### SUPPLIED DATA
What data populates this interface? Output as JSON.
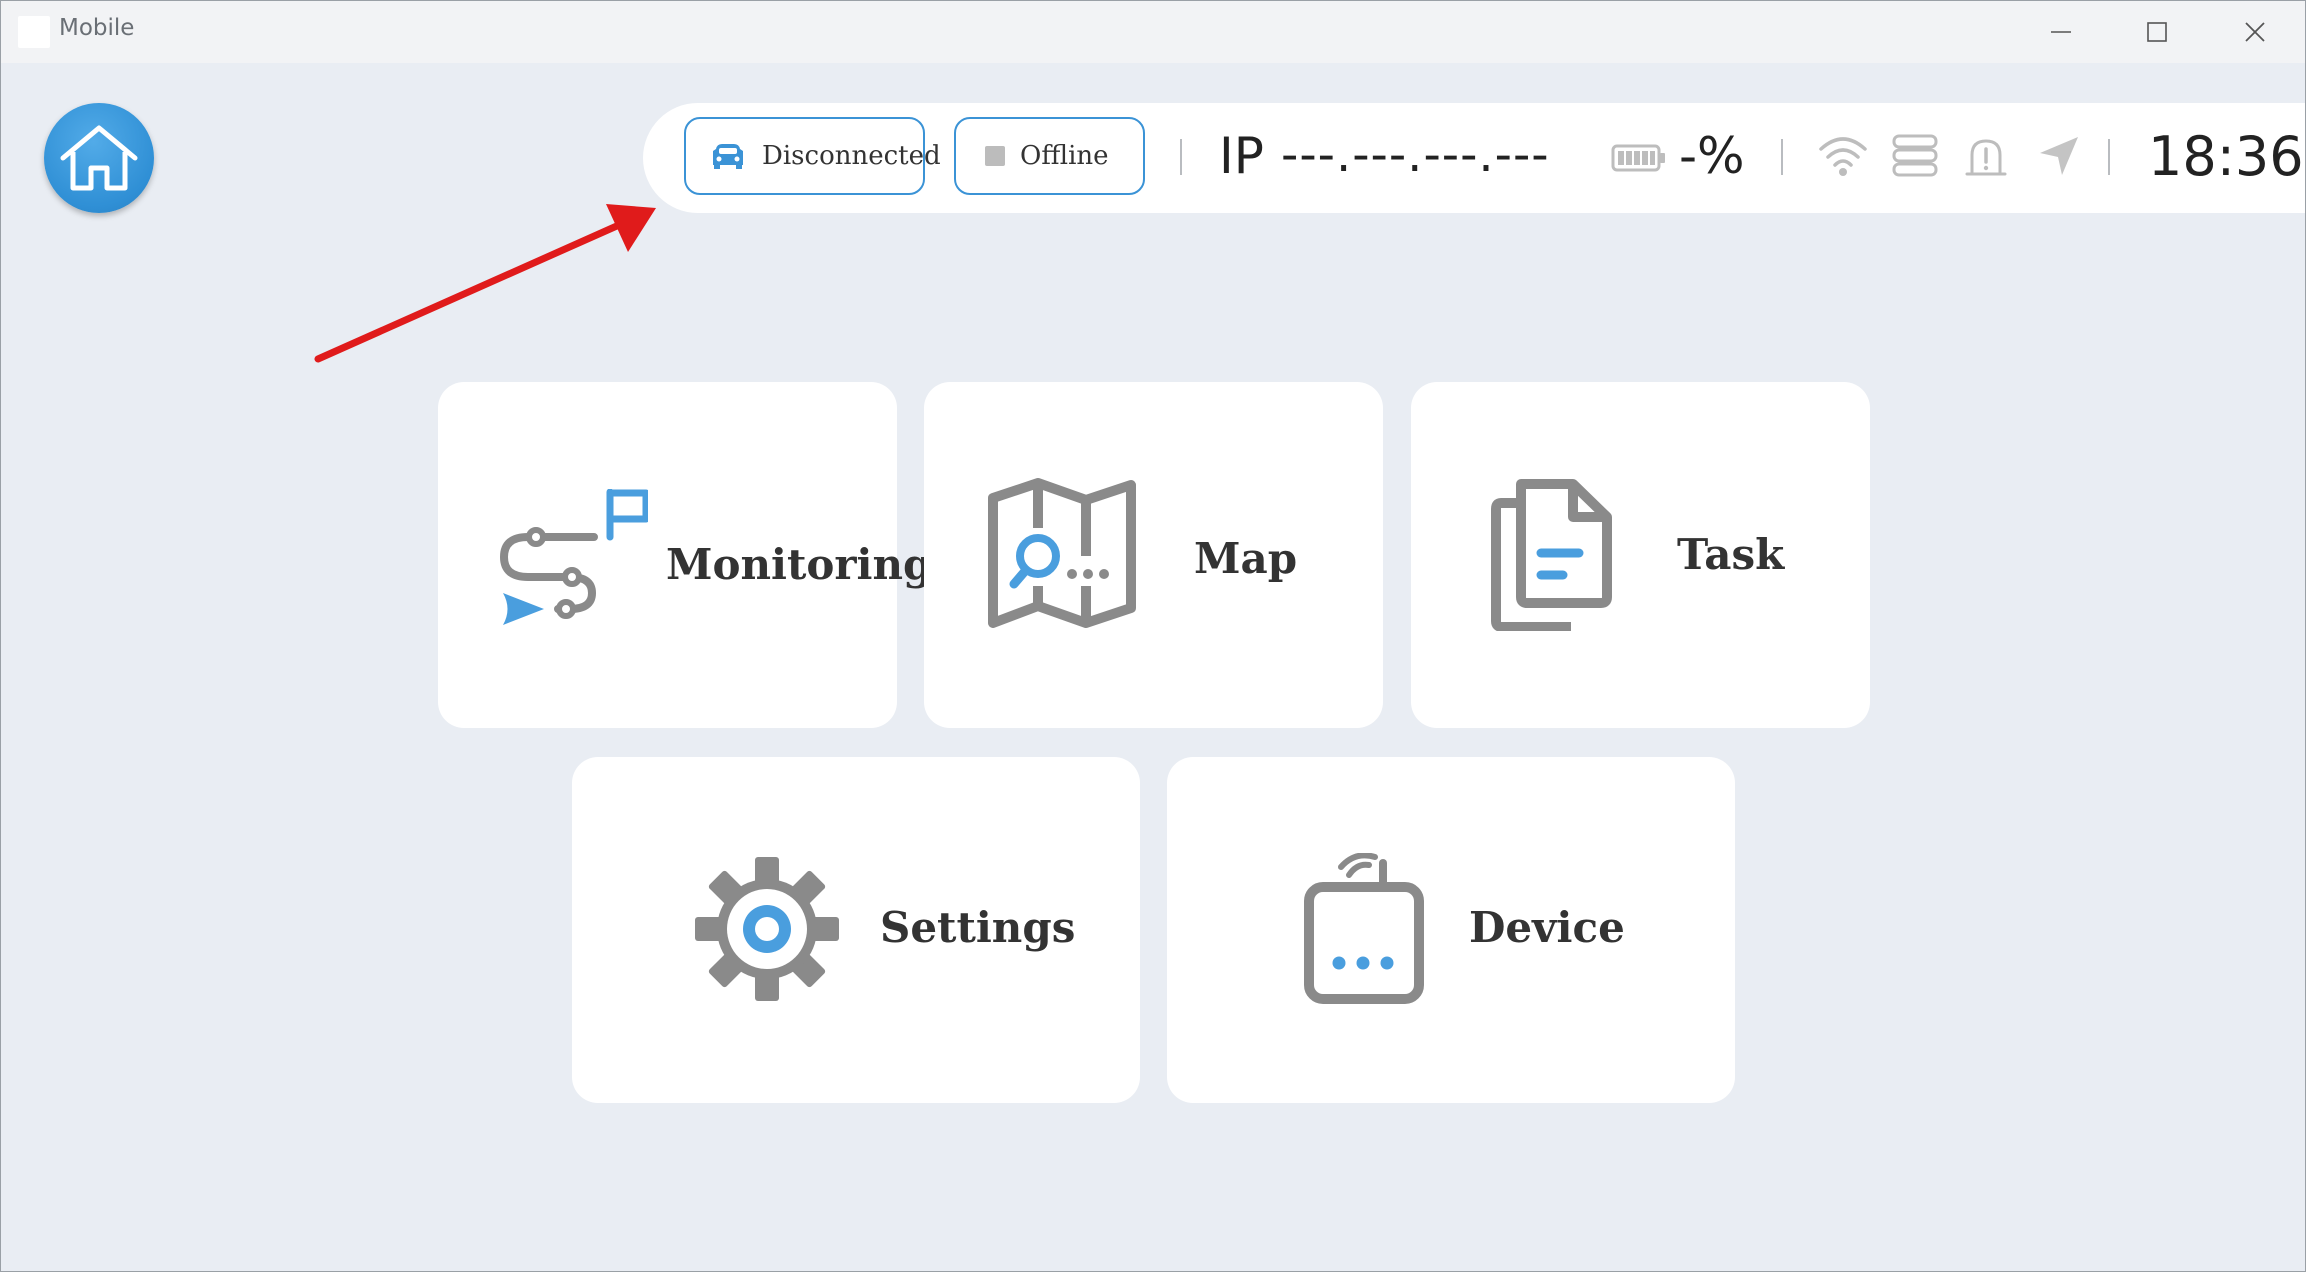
{
  "window": {
    "title": "Mobile"
  },
  "status": {
    "connection_label": "Disconnected",
    "mode_label": "Offline",
    "ip_label": "IP",
    "ip_value": "---.---.---.---",
    "battery_pct": "-%",
    "time": "18:36"
  },
  "menu": {
    "monitoring": "Monitoring",
    "map": "Map",
    "task": "Task",
    "settings": "Settings",
    "device": "Device"
  },
  "colors": {
    "accent": "#3b93d6",
    "icon_gray": "#8a8a8a",
    "icon_blue": "#4a9ede",
    "background": "#e9edf3",
    "annotation": "#e01b1b"
  },
  "icons": {
    "home": "home-icon",
    "connection": "vehicle-icon",
    "offline": "stop-square-icon",
    "battery": "battery-icon",
    "wifi": "wifi-icon",
    "storage": "storage-icon",
    "alarm": "alarm-icon",
    "navigation": "navigation-icon"
  }
}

### EXERCISE INSTRUCTIONS
Quote each record exactly as it stands, minus the pictures.

### FINISHED EXERCISE
What data populates this interface? Output as JSON.
{
  "window": {
    "title": "Mobile"
  },
  "status": {
    "connection_label": "Disconnected",
    "mode_label": "Offline",
    "ip_label": "IP",
    "ip_value": "---.---.---.---",
    "battery_pct": "-%",
    "time": "18:36"
  },
  "menu": {
    "monitoring": "Monitoring",
    "map": "Map",
    "task": "Task",
    "settings": "Settings",
    "device": "Device"
  },
  "colors": {
    "accent": "#3b93d6",
    "icon_gray": "#8a8a8a",
    "icon_blue": "#4a9ede",
    "background": "#e9edf3",
    "annotation": "#e01b1b"
  },
  "icons": {
    "home": "home-icon",
    "connection": "vehicle-icon",
    "offline": "stop-square-icon",
    "battery": "battery-icon",
    "wifi": "wifi-icon",
    "storage": "storage-icon",
    "alarm": "alarm-icon",
    "navigation": "navigation-icon"
  }
}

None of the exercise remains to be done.